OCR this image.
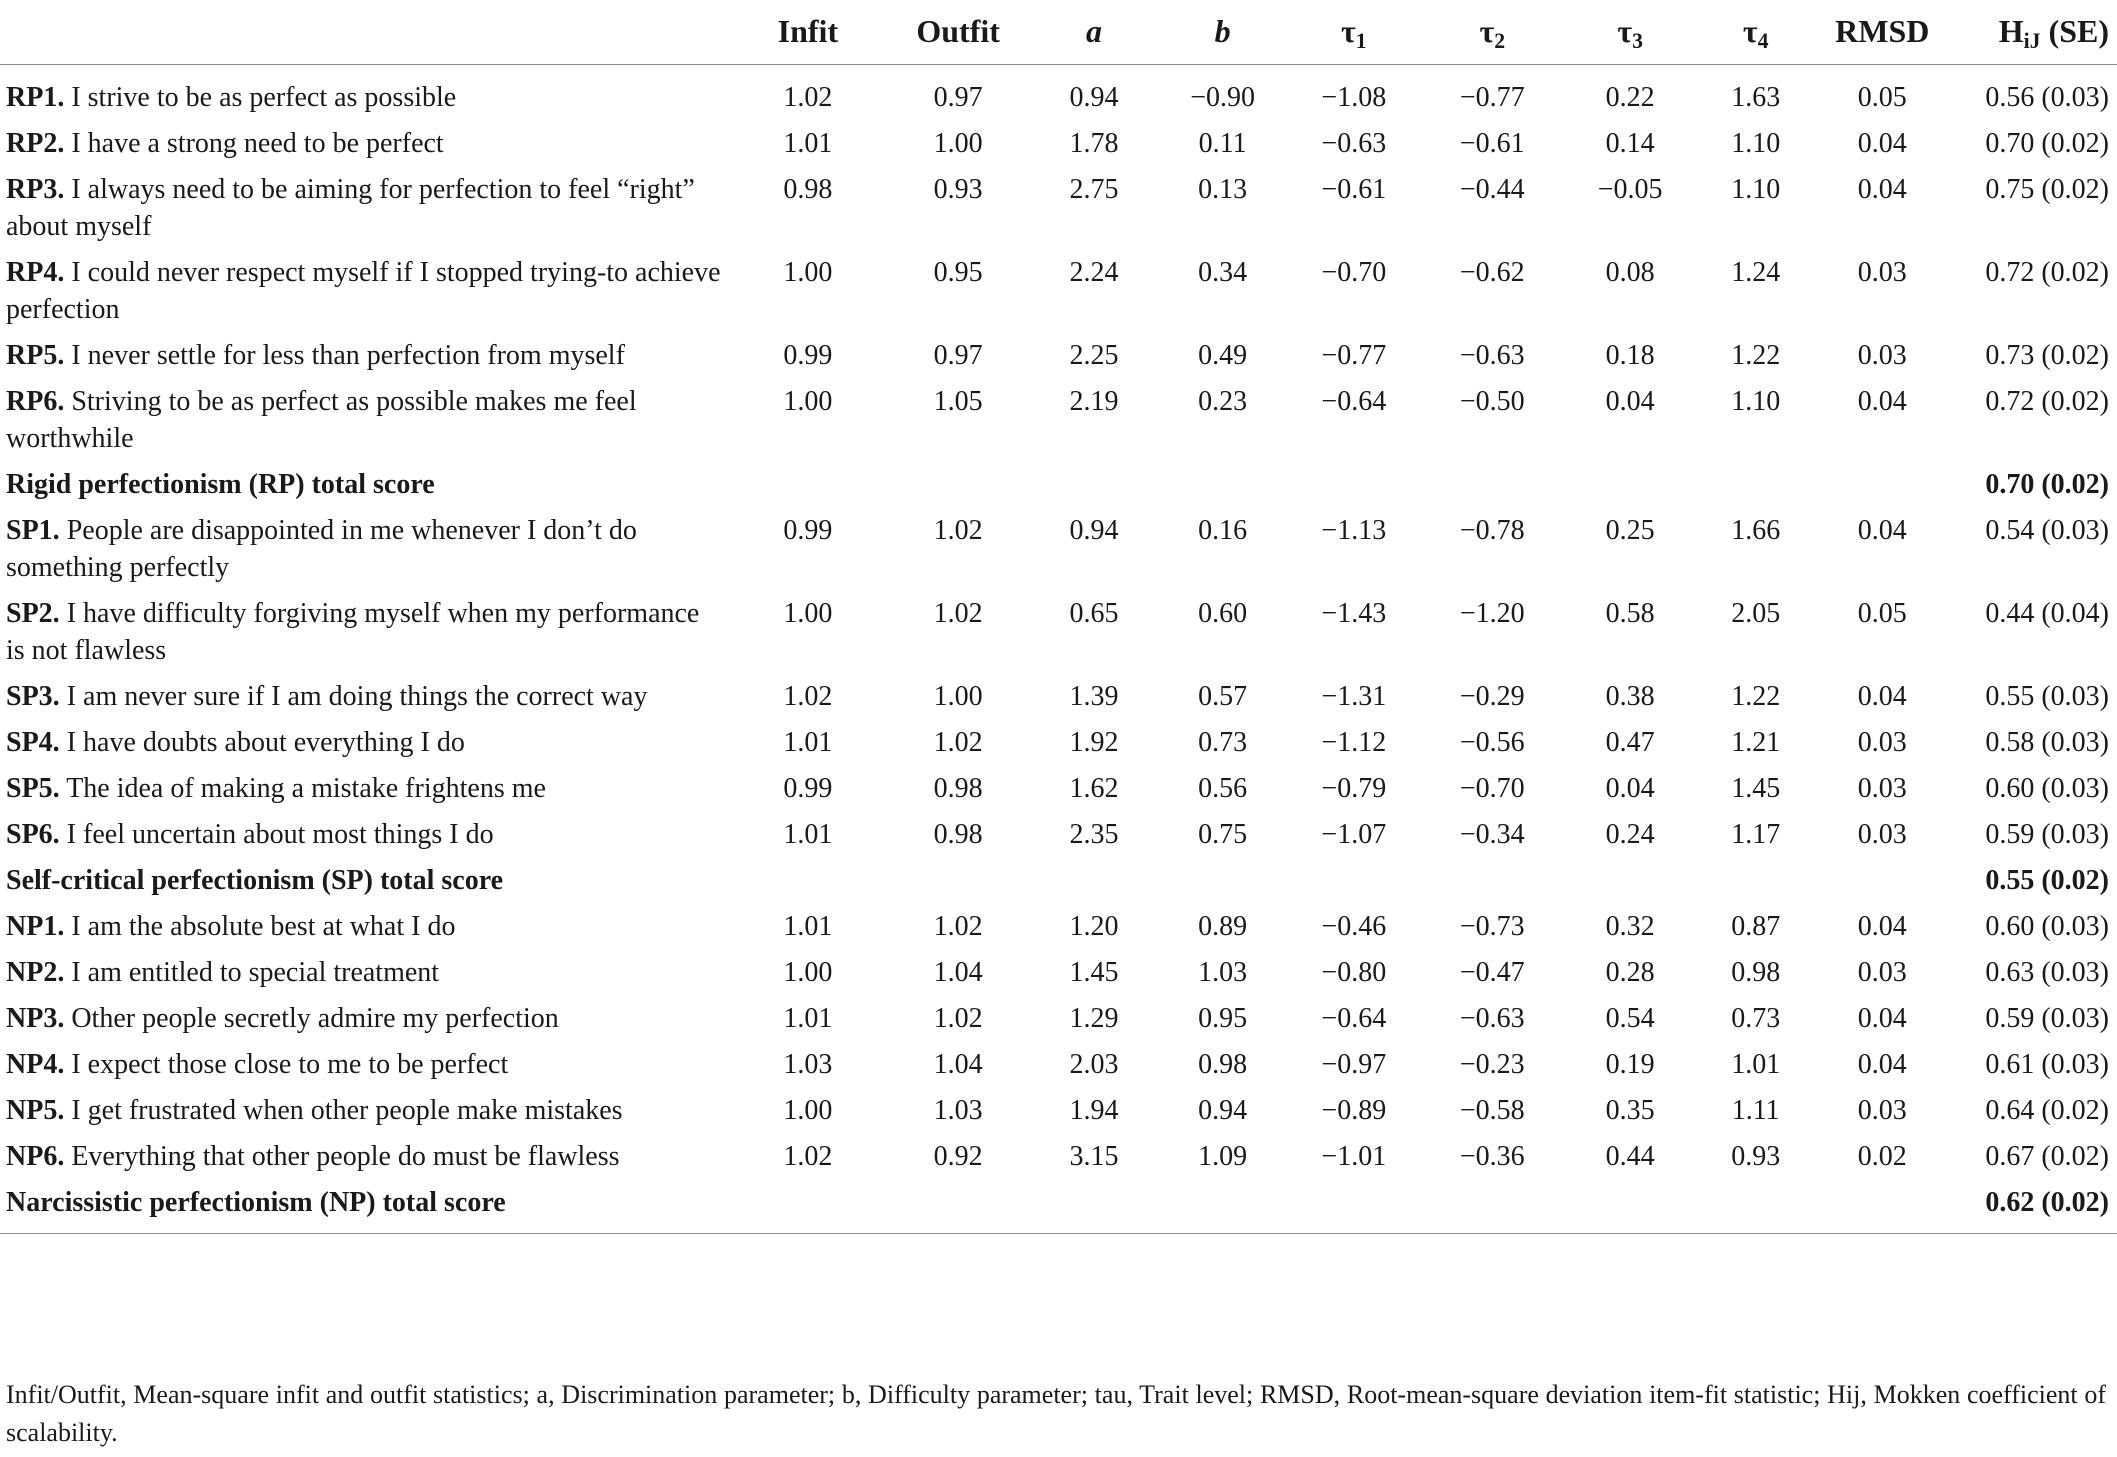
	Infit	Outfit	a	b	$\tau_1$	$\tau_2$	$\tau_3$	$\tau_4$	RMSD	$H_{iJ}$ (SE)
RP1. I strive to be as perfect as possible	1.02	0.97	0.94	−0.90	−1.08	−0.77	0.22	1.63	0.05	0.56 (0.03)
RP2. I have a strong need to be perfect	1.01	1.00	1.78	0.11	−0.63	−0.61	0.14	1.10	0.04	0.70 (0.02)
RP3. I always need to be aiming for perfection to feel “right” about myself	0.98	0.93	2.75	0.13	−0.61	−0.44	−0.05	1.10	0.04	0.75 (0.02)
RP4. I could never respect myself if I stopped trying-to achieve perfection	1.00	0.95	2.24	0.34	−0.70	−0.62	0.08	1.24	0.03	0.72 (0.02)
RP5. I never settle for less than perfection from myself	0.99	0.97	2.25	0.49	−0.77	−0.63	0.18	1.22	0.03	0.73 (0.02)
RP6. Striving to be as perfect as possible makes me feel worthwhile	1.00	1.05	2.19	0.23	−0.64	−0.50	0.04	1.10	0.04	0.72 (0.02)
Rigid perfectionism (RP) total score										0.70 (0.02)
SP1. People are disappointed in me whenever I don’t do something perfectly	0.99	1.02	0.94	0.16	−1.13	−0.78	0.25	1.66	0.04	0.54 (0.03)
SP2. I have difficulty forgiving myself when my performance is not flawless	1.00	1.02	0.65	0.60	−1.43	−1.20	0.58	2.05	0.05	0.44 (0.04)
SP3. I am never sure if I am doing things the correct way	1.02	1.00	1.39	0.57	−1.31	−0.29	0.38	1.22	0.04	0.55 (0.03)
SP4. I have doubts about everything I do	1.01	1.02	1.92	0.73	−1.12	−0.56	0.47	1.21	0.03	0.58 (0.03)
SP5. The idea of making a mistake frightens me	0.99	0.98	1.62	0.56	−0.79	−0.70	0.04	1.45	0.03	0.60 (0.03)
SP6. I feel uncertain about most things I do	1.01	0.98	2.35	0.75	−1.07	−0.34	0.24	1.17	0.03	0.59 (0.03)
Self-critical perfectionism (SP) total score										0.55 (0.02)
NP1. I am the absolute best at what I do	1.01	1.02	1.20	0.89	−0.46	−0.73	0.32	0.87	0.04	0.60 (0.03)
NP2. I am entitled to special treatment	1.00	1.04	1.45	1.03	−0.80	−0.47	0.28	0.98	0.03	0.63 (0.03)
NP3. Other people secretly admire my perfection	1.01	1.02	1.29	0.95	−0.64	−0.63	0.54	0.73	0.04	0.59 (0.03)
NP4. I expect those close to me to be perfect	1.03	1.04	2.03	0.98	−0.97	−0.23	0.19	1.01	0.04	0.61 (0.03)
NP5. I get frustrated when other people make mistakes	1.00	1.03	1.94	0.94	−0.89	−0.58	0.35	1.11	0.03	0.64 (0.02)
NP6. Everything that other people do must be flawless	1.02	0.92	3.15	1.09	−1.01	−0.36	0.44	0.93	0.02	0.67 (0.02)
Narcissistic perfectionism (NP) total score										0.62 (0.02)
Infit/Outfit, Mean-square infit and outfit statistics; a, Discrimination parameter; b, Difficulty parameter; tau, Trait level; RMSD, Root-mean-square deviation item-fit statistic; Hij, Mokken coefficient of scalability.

--

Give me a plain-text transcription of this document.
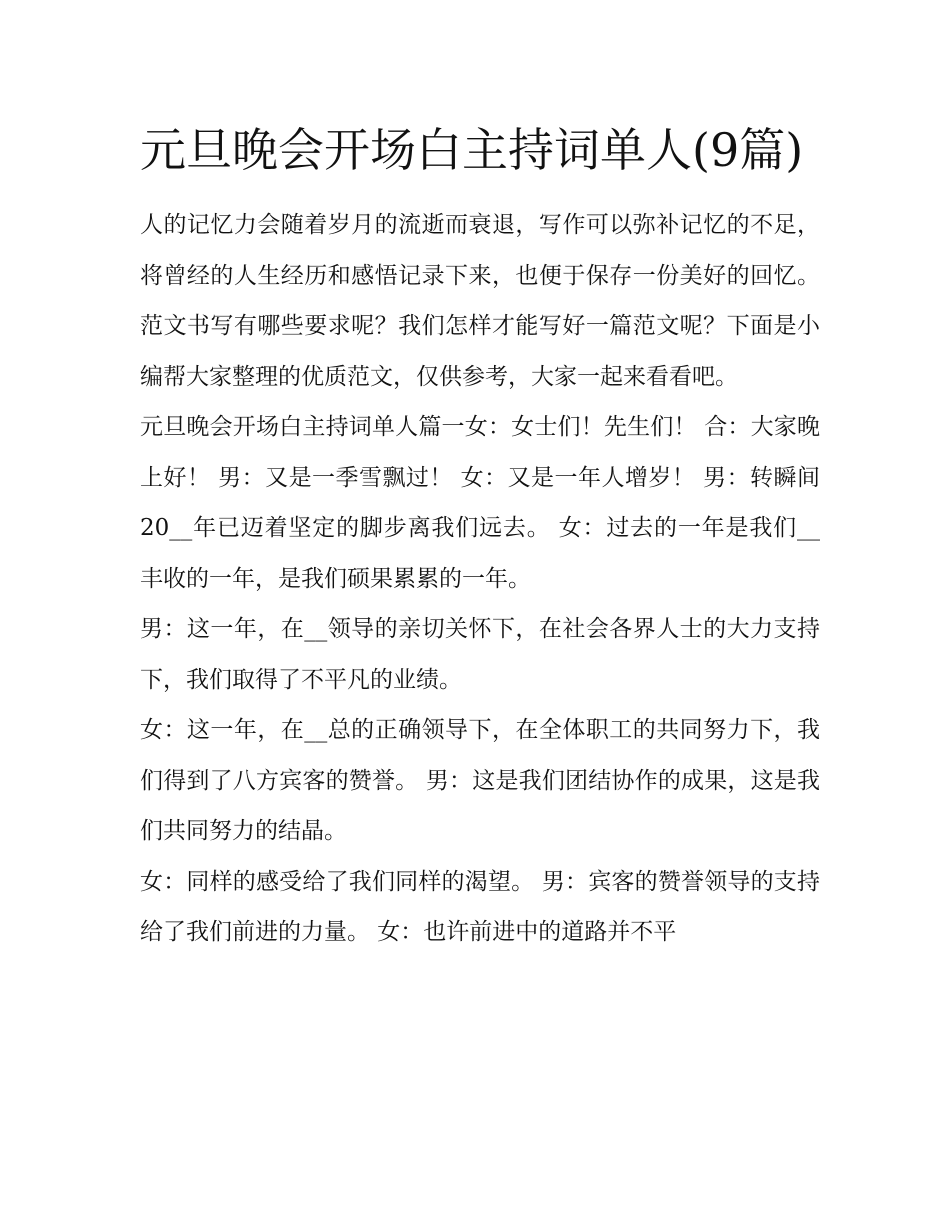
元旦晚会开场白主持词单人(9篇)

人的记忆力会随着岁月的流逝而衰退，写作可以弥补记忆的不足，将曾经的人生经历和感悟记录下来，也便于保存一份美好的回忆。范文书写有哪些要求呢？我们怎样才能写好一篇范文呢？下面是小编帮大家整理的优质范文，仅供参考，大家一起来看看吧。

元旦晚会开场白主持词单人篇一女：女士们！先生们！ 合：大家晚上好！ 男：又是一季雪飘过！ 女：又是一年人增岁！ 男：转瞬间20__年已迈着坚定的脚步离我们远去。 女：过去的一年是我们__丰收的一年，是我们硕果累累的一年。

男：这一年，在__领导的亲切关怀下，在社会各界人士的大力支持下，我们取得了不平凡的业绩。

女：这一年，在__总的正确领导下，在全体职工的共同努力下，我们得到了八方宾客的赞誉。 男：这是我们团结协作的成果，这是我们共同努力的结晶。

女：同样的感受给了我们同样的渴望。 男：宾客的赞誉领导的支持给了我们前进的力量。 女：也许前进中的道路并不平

---

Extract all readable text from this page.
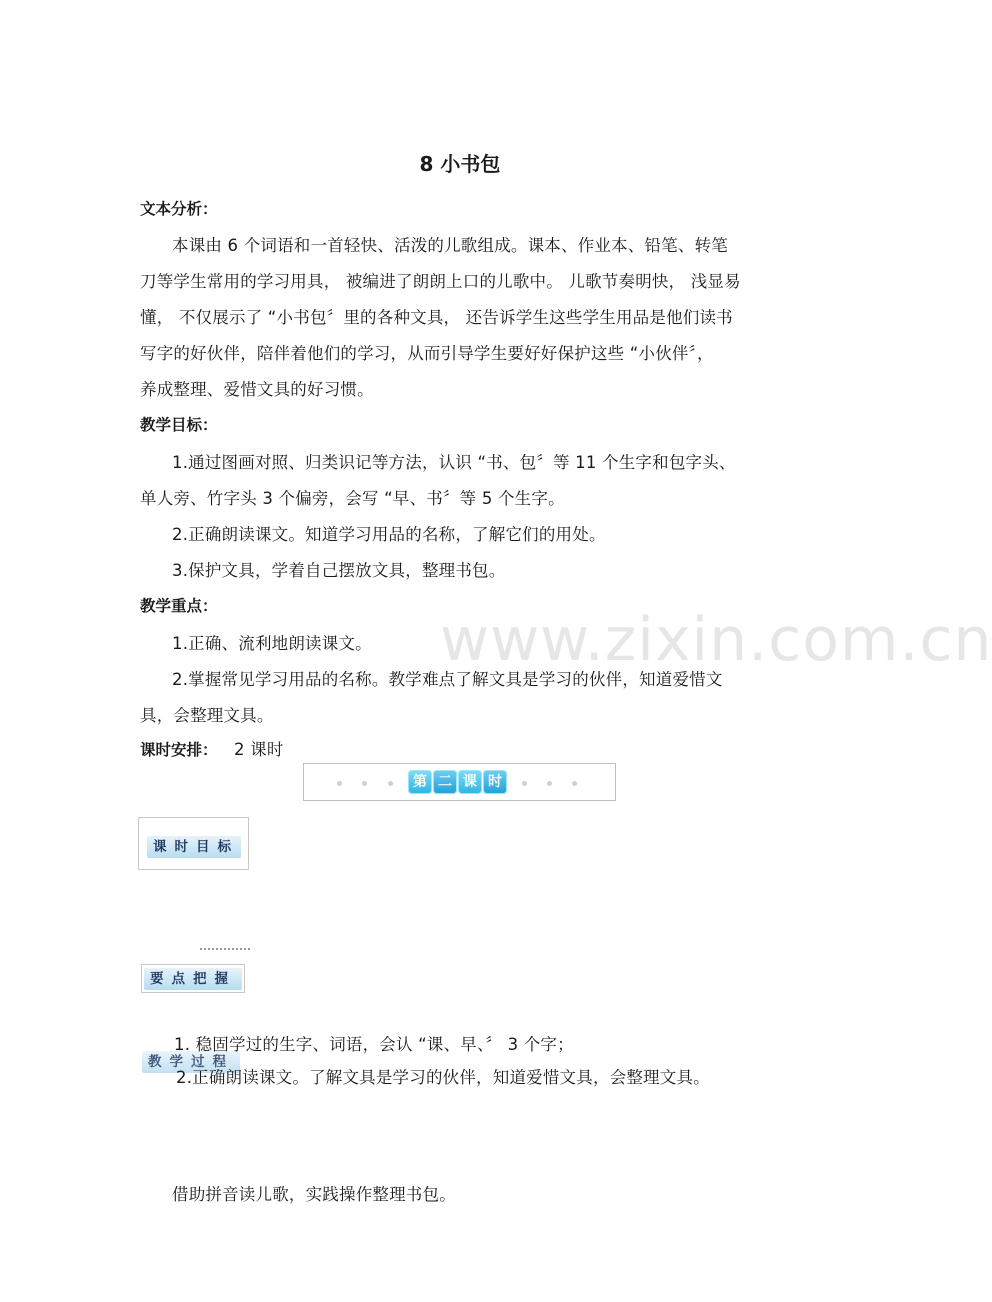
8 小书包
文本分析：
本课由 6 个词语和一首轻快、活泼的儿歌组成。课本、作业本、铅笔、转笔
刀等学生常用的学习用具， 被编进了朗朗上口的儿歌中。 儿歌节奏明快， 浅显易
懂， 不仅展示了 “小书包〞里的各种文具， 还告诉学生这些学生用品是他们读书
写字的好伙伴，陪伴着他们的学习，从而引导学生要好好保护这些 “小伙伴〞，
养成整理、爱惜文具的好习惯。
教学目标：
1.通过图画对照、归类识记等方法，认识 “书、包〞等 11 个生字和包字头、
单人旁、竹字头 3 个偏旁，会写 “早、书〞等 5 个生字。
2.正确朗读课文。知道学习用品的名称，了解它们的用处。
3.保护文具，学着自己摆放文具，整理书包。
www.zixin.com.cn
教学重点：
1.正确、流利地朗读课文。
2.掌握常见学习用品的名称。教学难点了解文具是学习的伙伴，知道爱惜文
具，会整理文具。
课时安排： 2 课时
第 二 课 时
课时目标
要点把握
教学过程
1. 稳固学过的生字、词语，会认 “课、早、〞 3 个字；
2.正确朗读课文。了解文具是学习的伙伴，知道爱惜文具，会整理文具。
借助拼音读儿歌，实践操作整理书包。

_Problem:_ Give the count of lines in the listing that hold the word "flawless", with no other text.

_Response for this exercise:_ 2